**THE INPUT:**
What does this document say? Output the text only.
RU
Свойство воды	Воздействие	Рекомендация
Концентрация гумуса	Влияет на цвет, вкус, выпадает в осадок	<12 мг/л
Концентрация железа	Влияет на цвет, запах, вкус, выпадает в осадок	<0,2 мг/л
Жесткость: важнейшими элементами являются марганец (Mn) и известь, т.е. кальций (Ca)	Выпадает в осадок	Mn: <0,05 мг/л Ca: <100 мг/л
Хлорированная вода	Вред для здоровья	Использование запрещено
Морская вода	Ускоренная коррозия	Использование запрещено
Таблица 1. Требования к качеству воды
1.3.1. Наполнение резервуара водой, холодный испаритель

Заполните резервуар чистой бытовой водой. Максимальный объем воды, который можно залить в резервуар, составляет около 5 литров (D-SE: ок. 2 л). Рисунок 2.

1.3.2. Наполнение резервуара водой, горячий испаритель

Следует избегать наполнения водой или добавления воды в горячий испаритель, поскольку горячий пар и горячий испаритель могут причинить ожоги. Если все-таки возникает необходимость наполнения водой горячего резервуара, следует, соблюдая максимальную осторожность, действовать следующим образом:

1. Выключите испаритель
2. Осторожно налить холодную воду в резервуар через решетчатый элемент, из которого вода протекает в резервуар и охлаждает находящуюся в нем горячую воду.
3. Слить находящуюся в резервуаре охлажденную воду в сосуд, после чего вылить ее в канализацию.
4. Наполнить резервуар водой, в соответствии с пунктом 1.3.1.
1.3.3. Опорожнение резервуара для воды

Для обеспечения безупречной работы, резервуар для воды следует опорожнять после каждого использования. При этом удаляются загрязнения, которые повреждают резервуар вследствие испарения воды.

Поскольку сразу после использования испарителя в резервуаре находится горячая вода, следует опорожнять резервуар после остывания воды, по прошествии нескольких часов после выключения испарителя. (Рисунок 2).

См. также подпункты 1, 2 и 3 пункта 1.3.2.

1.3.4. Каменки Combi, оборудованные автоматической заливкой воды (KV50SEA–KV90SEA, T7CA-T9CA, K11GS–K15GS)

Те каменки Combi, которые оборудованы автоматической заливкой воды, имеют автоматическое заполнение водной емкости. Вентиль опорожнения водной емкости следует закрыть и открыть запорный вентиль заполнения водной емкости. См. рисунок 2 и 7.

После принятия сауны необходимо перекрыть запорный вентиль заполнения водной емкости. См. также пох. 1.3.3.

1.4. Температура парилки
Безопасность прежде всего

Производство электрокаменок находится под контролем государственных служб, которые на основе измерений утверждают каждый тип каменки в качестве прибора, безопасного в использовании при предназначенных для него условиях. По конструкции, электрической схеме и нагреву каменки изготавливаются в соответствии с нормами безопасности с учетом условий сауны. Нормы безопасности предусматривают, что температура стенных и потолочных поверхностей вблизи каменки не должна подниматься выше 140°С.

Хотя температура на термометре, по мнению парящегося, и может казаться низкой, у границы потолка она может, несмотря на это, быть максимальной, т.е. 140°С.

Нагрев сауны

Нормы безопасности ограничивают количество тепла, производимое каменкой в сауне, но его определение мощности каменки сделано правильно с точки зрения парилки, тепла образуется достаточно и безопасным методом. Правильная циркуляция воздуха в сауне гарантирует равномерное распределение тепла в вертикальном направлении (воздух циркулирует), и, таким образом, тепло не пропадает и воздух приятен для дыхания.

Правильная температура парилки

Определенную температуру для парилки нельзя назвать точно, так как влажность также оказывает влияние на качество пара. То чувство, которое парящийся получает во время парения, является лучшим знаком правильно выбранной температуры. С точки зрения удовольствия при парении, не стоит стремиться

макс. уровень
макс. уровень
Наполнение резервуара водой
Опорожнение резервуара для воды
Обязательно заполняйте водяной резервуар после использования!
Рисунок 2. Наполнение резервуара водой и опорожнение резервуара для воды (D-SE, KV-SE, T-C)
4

**WRITTEN REQUEST:**
Repeat every entry exactly, please.

**EXERCISE RESPONSE:**
What does this document say? Output the text only.
RU
Свойство воды	Воздействие	Рекомендация
Концентрация гумуса	Влияет на цвет, вкус, выпадает в осадок	<12 мг/л
Концентрация железа	Влияет на цвет, запах, вкус, выпадает в осадок	<0,2 мг/л
Жесткость: важнейшими элементами являются марганец (Mn) и известь, т.е. кальций (Ca)	Выпадает в осадок	Mn: <0,05 мг/л Ca: <100 мг/л
Хлорированная вода	Вред для здоровья	Использование запрещено
Морская вода	Ускоренная коррозия	Использование запрещено
Таблица 1. Требования к качеству воды
1.3.1. Наполнение резервуара водой, холодный испаритель

Заполните резервуар чистой бытовой водой. Максимальный объем воды, который можно залить в резервуар, составляет около 5 литров (D-SE: ок. 2 л). Рисунок 2.

1.3.2. Наполнение резервуара водой, горячий испаритель

Следует избегать наполнения водой или добавления воды в горячий испаритель, поскольку горячий пар и горячий испаритель могут причинить ожоги. Если все-таки возникает необходимость наполнения водой горячего резервуара, следует, соблюдая максимальную осторожность, действовать следующим образом:

1. Выключите испаритель
2. Осторожно налить холодную воду в резервуар через решетчатый элемент, из которого вода протекает в резервуар и охлаждает находящуюся в нем горячую воду.
3. Слить находящуюся в резервуаре охлажденную воду в сосуд, после чего вылить ее в канализацию.
4. Наполнить резервуар водой, в соответствии с пунктом 1.3.1.
1.3.3. Опорожнение резервуара для воды

Для обеспечения безупречной работы, резервуар для воды следует опорожнять после каждого использования. При этом удаляются загрязнения, которые повреждают резервуар вследствие испарения воды.

Поскольку сразу после использования испарителя в резервуаре находится горячая вода, следует опорожнять резервуар после остывания воды, по прошествии нескольких часов после выключения испарителя. (Рисунок 2).

См. также подпункты 1, 2 и 3 пункта 1.3.2.

1.3.4. Каменки Combi, оборудованные автоматической заливкой воды (KV50SEA–KV90SEA, T7CA-T9CA, K11GS–K15GS)

Те каменки Combi, которые оборудованы автоматической заливкой воды, имеют автоматическое заполнение водной емкости. Вентиль опорожнения водной емкости следует закрыть и открыть запорный вентиль заполнения водной емкости. См. рисунок 2 и 7.

После принятия сауны необходимо перекрыть запорный вентиль заполнения водной емкости. См. также пох. 1.3.3.

1.4. Температура парилки
Безопасность прежде всего

Производство электрокаменок находится под контролем государственных служб, которые на основе измерений утверждают каждый тип каменки в качестве прибора, безопасного в использовании при предназначенных для него условиях. По конструкции, электрической схеме и нагреву каменки изготавливаются в соответствии с нормами безопасности с учетом условий сауны. Нормы безопасности предусматривают, что температура стенных и потолочных поверхностей вблизи каменки не должна подниматься выше 140°С.

Хотя температура на термометре, по мнению парящегося, и может казаться низкой, у границы потолка она может, несмотря на это, быть максимальной, т.е. 140°С.

Нагрев сауны

Нормы безопасности ограничивают количество тепла, производимое каменкой в сауне, но его определение мощности каменки сделано правильно с точки зрения парилки, тепла образуется достаточно и безопасным методом. Правильная циркуляция воздуха в сауне гарантирует равномерное распределение тепла в вертикальном направлении (воздух циркулирует), и, таким образом, тепло не пропадает и воздух приятен для дыхания.

Правильная температура парилки

Определенную температуру для парилки нельзя назвать точно, так как влажность также оказывает влияние на качество пара. То чувство, которое парящийся получает во время парения, является лучшим знаком правильно выбранной температуры. С точки зрения удовольствия при парении, не стоит стремиться

макс. уровень
макс. уровень
Наполнение резервуара водой
Опорожнение резервуара для воды
Обязательно заполняйте водяной резервуар после использования!
Рисунок 2. Наполнение резервуара водой и опорожнение резервуара для воды (D-SE, KV-SE, T-C)
4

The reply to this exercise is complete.